> **Problem description**
Reproduce the data that follows in its entirety, character for character.

> **Data section**
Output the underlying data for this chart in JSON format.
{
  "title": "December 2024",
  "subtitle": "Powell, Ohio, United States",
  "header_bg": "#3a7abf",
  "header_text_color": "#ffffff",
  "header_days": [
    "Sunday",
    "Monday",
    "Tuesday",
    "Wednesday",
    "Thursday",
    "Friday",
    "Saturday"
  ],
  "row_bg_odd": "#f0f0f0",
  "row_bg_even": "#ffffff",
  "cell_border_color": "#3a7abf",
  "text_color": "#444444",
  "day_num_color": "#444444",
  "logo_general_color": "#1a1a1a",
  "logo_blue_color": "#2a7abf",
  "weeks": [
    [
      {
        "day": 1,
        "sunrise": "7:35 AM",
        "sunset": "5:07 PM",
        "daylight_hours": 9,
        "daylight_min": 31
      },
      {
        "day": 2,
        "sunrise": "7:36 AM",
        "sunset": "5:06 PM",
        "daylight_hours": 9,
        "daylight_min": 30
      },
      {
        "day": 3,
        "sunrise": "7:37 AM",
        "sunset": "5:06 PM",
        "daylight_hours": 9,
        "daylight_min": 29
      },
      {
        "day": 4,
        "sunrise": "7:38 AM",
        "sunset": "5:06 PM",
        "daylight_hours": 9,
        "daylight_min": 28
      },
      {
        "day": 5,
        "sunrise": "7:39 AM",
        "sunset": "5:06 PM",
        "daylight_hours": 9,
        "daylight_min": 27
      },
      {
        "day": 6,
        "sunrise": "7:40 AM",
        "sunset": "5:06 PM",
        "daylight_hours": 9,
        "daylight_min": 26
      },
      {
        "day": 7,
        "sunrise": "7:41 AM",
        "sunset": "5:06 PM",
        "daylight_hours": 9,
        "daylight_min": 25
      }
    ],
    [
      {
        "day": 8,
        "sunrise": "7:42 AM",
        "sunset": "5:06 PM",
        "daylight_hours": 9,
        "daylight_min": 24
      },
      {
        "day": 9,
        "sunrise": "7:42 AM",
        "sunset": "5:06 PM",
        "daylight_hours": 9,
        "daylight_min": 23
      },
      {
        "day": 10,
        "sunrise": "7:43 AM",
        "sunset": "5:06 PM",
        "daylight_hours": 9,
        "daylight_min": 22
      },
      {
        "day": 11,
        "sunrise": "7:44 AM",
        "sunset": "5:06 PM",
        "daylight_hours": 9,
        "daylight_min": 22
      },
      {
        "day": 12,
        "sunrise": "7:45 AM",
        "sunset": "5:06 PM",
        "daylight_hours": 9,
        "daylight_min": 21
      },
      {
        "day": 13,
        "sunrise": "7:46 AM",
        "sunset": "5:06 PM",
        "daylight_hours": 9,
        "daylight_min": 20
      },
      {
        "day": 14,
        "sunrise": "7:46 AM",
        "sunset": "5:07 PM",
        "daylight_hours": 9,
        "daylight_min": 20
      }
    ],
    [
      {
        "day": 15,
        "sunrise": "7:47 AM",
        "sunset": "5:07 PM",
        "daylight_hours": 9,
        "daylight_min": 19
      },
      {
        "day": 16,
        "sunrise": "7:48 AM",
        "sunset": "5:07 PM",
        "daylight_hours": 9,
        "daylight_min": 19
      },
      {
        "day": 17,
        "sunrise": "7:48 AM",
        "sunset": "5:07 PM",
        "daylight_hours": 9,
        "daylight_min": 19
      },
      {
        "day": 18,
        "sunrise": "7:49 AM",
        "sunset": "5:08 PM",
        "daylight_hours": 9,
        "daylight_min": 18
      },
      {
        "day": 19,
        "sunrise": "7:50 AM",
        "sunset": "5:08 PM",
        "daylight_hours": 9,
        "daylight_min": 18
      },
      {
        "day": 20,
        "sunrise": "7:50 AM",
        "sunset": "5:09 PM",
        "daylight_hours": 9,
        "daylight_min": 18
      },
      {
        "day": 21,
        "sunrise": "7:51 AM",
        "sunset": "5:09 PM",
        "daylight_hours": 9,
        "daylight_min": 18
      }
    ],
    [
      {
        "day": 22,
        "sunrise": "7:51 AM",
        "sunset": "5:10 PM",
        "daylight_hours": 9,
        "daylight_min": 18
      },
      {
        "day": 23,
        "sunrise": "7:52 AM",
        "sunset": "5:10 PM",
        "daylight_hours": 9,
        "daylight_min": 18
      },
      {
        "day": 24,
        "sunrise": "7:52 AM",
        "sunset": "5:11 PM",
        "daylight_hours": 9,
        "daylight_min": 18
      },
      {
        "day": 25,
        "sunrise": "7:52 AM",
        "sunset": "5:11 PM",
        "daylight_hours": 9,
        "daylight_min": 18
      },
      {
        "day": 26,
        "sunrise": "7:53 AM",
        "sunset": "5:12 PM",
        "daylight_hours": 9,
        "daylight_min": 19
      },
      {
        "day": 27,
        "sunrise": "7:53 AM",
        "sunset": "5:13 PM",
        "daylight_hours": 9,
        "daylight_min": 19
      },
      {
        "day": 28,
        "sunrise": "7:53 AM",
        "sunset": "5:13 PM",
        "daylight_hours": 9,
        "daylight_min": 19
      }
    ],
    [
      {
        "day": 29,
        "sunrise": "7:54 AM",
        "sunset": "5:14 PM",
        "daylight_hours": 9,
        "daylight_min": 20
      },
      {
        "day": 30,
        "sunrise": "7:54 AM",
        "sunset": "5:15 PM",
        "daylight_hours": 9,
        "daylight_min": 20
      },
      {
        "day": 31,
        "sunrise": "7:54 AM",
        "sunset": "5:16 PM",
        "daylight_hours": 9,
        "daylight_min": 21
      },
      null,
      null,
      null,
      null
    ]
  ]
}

> **Output below**
Output the underlying data for this chart in JSON format.
{
  "title": "December 2024",
  "subtitle": "Powell, Ohio, United States",
  "header_bg": "#3a7abf",
  "header_text_color": "#ffffff",
  "header_days": [
    "Sunday",
    "Monday",
    "Tuesday",
    "Wednesday",
    "Thursday",
    "Friday",
    "Saturday"
  ],
  "row_bg_odd": "#f0f0f0",
  "row_bg_even": "#ffffff",
  "cell_border_color": "#3a7abf",
  "text_color": "#444444",
  "day_num_color": "#444444",
  "logo_general_color": "#1a1a1a",
  "logo_blue_color": "#2a7abf",
  "weeks": [
    [
      {
        "day": 1,
        "sunrise": "7:35 AM",
        "sunset": "5:07 PM",
        "daylight_hours": 9,
        "daylight_min": 31
      },
      {
        "day": 2,
        "sunrise": "7:36 AM",
        "sunset": "5:06 PM",
        "daylight_hours": 9,
        "daylight_min": 30
      },
      {
        "day": 3,
        "sunrise": "7:37 AM",
        "sunset": "5:06 PM",
        "daylight_hours": 9,
        "daylight_min": 29
      },
      {
        "day": 4,
        "sunrise": "7:38 AM",
        "sunset": "5:06 PM",
        "daylight_hours": 9,
        "daylight_min": 28
      },
      {
        "day": 5,
        "sunrise": "7:39 AM",
        "sunset": "5:06 PM",
        "daylight_hours": 9,
        "daylight_min": 27
      },
      {
        "day": 6,
        "sunrise": "7:40 AM",
        "sunset": "5:06 PM",
        "daylight_hours": 9,
        "daylight_min": 26
      },
      {
        "day": 7,
        "sunrise": "7:41 AM",
        "sunset": "5:06 PM",
        "daylight_hours": 9,
        "daylight_min": 25
      }
    ],
    [
      {
        "day": 8,
        "sunrise": "7:42 AM",
        "sunset": "5:06 PM",
        "daylight_hours": 9,
        "daylight_min": 24
      },
      {
        "day": 9,
        "sunrise": "7:42 AM",
        "sunset": "5:06 PM",
        "daylight_hours": 9,
        "daylight_min": 23
      },
      {
        "day": 10,
        "sunrise": "7:43 AM",
        "sunset": "5:06 PM",
        "daylight_hours": 9,
        "daylight_min": 22
      },
      {
        "day": 11,
        "sunrise": "7:44 AM",
        "sunset": "5:06 PM",
        "daylight_hours": 9,
        "daylight_min": 22
      },
      {
        "day": 12,
        "sunrise": "7:45 AM",
        "sunset": "5:06 PM",
        "daylight_hours": 9,
        "daylight_min": 21
      },
      {
        "day": 13,
        "sunrise": "7:46 AM",
        "sunset": "5:06 PM",
        "daylight_hours": 9,
        "daylight_min": 20
      },
      {
        "day": 14,
        "sunrise": "7:46 AM",
        "sunset": "5:07 PM",
        "daylight_hours": 9,
        "daylight_min": 20
      }
    ],
    [
      {
        "day": 15,
        "sunrise": "7:47 AM",
        "sunset": "5:07 PM",
        "daylight_hours": 9,
        "daylight_min": 19
      },
      {
        "day": 16,
        "sunrise": "7:48 AM",
        "sunset": "5:07 PM",
        "daylight_hours": 9,
        "daylight_min": 19
      },
      {
        "day": 17,
        "sunrise": "7:48 AM",
        "sunset": "5:07 PM",
        "daylight_hours": 9,
        "daylight_min": 19
      },
      {
        "day": 18,
        "sunrise": "7:49 AM",
        "sunset": "5:08 PM",
        "daylight_hours": 9,
        "daylight_min": 18
      },
      {
        "day": 19,
        "sunrise": "7:50 AM",
        "sunset": "5:08 PM",
        "daylight_hours": 9,
        "daylight_min": 18
      },
      {
        "day": 20,
        "sunrise": "7:50 AM",
        "sunset": "5:09 PM",
        "daylight_hours": 9,
        "daylight_min": 18
      },
      {
        "day": 21,
        "sunrise": "7:51 AM",
        "sunset": "5:09 PM",
        "daylight_hours": 9,
        "daylight_min": 18
      }
    ],
    [
      {
        "day": 22,
        "sunrise": "7:51 AM",
        "sunset": "5:10 PM",
        "daylight_hours": 9,
        "daylight_min": 18
      },
      {
        "day": 23,
        "sunrise": "7:52 AM",
        "sunset": "5:10 PM",
        "daylight_hours": 9,
        "daylight_min": 18
      },
      {
        "day": 24,
        "sunrise": "7:52 AM",
        "sunset": "5:11 PM",
        "daylight_hours": 9,
        "daylight_min": 18
      },
      {
        "day": 25,
        "sunrise": "7:52 AM",
        "sunset": "5:11 PM",
        "daylight_hours": 9,
        "daylight_min": 18
      },
      {
        "day": 26,
        "sunrise": "7:53 AM",
        "sunset": "5:12 PM",
        "daylight_hours": 9,
        "daylight_min": 19
      },
      {
        "day": 27,
        "sunrise": "7:53 AM",
        "sunset": "5:13 PM",
        "daylight_hours": 9,
        "daylight_min": 19
      },
      {
        "day": 28,
        "sunrise": "7:53 AM",
        "sunset": "5:13 PM",
        "daylight_hours": 9,
        "daylight_min": 19
      }
    ],
    [
      {
        "day": 29,
        "sunrise": "7:54 AM",
        "sunset": "5:14 PM",
        "daylight_hours": 9,
        "daylight_min": 20
      },
      {
        "day": 30,
        "sunrise": "7:54 AM",
        "sunset": "5:15 PM",
        "daylight_hours": 9,
        "daylight_min": 20
      },
      {
        "day": 31,
        "sunrise": "7:54 AM",
        "sunset": "5:16 PM",
        "daylight_hours": 9,
        "daylight_min": 21
      },
      null,
      null,
      null,
      null
    ]
  ]
}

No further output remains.